▶ **Short exercise**
Take the material and output all of it exactly.

--

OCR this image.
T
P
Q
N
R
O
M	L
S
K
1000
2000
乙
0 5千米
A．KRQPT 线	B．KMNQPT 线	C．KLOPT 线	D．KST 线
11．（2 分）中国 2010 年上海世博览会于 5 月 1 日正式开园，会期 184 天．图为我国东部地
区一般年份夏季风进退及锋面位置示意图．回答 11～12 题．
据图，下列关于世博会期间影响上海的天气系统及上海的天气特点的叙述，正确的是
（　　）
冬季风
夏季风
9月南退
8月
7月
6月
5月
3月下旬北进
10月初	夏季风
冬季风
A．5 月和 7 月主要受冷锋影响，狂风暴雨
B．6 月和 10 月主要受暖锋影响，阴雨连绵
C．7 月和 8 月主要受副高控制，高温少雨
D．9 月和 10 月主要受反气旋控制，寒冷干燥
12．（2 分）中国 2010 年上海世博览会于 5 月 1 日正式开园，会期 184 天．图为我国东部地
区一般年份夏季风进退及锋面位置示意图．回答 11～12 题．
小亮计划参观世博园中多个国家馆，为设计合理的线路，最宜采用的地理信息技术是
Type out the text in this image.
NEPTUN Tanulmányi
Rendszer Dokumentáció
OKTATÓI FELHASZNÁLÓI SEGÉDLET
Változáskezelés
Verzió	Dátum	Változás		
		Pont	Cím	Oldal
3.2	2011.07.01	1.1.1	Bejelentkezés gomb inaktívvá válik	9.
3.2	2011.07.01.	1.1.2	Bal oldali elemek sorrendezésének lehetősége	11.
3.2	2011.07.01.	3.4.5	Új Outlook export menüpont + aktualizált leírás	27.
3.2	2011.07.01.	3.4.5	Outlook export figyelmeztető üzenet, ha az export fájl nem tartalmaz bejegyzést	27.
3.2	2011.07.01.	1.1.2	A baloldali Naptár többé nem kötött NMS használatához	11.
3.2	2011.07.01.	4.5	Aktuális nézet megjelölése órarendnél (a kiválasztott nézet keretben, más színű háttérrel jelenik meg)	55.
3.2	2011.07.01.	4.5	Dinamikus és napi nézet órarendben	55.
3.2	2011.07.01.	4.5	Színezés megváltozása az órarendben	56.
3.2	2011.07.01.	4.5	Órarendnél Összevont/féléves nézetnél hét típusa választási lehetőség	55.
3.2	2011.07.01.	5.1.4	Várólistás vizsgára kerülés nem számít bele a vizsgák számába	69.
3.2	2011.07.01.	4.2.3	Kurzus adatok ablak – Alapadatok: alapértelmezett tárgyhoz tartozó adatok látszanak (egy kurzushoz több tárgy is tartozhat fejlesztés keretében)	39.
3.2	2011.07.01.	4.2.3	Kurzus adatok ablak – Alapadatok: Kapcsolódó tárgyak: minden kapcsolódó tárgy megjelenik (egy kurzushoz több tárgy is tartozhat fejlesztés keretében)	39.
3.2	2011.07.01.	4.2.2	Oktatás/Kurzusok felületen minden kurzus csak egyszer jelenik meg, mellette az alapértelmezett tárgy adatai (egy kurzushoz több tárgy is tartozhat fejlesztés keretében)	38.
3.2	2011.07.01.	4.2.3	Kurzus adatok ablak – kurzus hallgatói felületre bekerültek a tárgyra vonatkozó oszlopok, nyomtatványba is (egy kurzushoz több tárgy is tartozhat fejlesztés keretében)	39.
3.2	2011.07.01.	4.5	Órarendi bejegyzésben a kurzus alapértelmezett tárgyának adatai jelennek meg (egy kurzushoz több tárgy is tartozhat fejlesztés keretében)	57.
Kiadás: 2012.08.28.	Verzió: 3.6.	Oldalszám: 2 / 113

--

▶ **Solution below**
OCR this image.
T
P
Q
N
R
O
M	L
S
K
1000
2000
乙
0 5千米
A．KRQPT 线	B．KMNQPT 线	C．KLOPT 线	D．KST 线
11．（2 分）中国 2010 年上海世博览会于 5 月 1 日正式开园，会期 184 天．图为我国东部地
区一般年份夏季风进退及锋面位置示意图．回答 11～12 题．
据图，下列关于世博会期间影响上海的天气系统及上海的天气特点的叙述，正确的是
（　　）
冬季风
夏季风
9月南退
8月
7月
6月
5月
3月下旬北进
10月初	夏季风
冬季风
A．5 月和 7 月主要受冷锋影响，狂风暴雨
B．6 月和 10 月主要受暖锋影响，阴雨连绵
C．7 月和 8 月主要受副高控制，高温少雨
D．9 月和 10 月主要受反气旋控制，寒冷干燥
12．（2 分）中国 2010 年上海世博览会于 5 月 1 日正式开园，会期 184 天．图为我国东部地
区一般年份夏季风进退及锋面位置示意图．回答 11～12 题．
小亮计划参观世博园中多个国家馆，为设计合理的线路，最宜采用的地理信息技术是
Type out the text in this image.
NEPTUN Tanulmányi
Rendszer Dokumentáció
OKTATÓI FELHASZNÁLÓI SEGÉDLET
Változáskezelés
Verzió	Dátum	Változás		
		Pont	Cím	Oldal
3.2	2011.07.01	1.1.1	Bejelentkezés gomb inaktívvá válik	9.
3.2	2011.07.01.	1.1.2	Bal oldali elemek sorrendezésének lehetősége	11.
3.2	2011.07.01.	3.4.5	Új Outlook export menüpont + aktualizált leírás	27.
3.2	2011.07.01.	3.4.5	Outlook export figyelmeztető üzenet, ha az export fájl nem tartalmaz bejegyzést	27.
3.2	2011.07.01.	1.1.2	A baloldali Naptár többé nem kötött NMS használatához	11.
3.2	2011.07.01.	4.5	Aktuális nézet megjelölése órarendnél (a kiválasztott nézet keretben, más színű háttérrel jelenik meg)	55.
3.2	2011.07.01.	4.5	Dinamikus és napi nézet órarendben	55.
3.2	2011.07.01.	4.5	Színezés megváltozása az órarendben	56.
3.2	2011.07.01.	4.5	Órarendnél Összevont/féléves nézetnél hét típusa választási lehetőség	55.
3.2	2011.07.01.	5.1.4	Várólistás vizsgára kerülés nem számít bele a vizsgák számába	69.
3.2	2011.07.01.	4.2.3	Kurzus adatok ablak – Alapadatok: alapértelmezett tárgyhoz tartozó adatok látszanak (egy kurzushoz több tárgy is tartozhat fejlesztés keretében)	39.
3.2	2011.07.01.	4.2.3	Kurzus adatok ablak – Alapadatok: Kapcsolódó tárgyak: minden kapcsolódó tárgy megjelenik (egy kurzushoz több tárgy is tartozhat fejlesztés keretében)	39.
3.2	2011.07.01.	4.2.2	Oktatás/Kurzusok felületen minden kurzus csak egyszer jelenik meg, mellette az alapértelmezett tárgy adatai (egy kurzushoz több tárgy is tartozhat fejlesztés keretében)	38.
3.2	2011.07.01.	4.2.3	Kurzus adatok ablak – kurzus hallgatói felületre bekerültek a tárgyra vonatkozó oszlopok, nyomtatványba is (egy kurzushoz több tárgy is tartozhat fejlesztés keretében)	39.
3.2	2011.07.01.	4.5	Órarendi bejegyzésben a kurzus alapértelmezett tárgyának adatai jelennek meg (egy kurzushoz több tárgy is tartozhat fejlesztés keretében)	57.
Kiadás: 2012.08.28.	Verzió: 3.6.	Oldalszám: 2 / 113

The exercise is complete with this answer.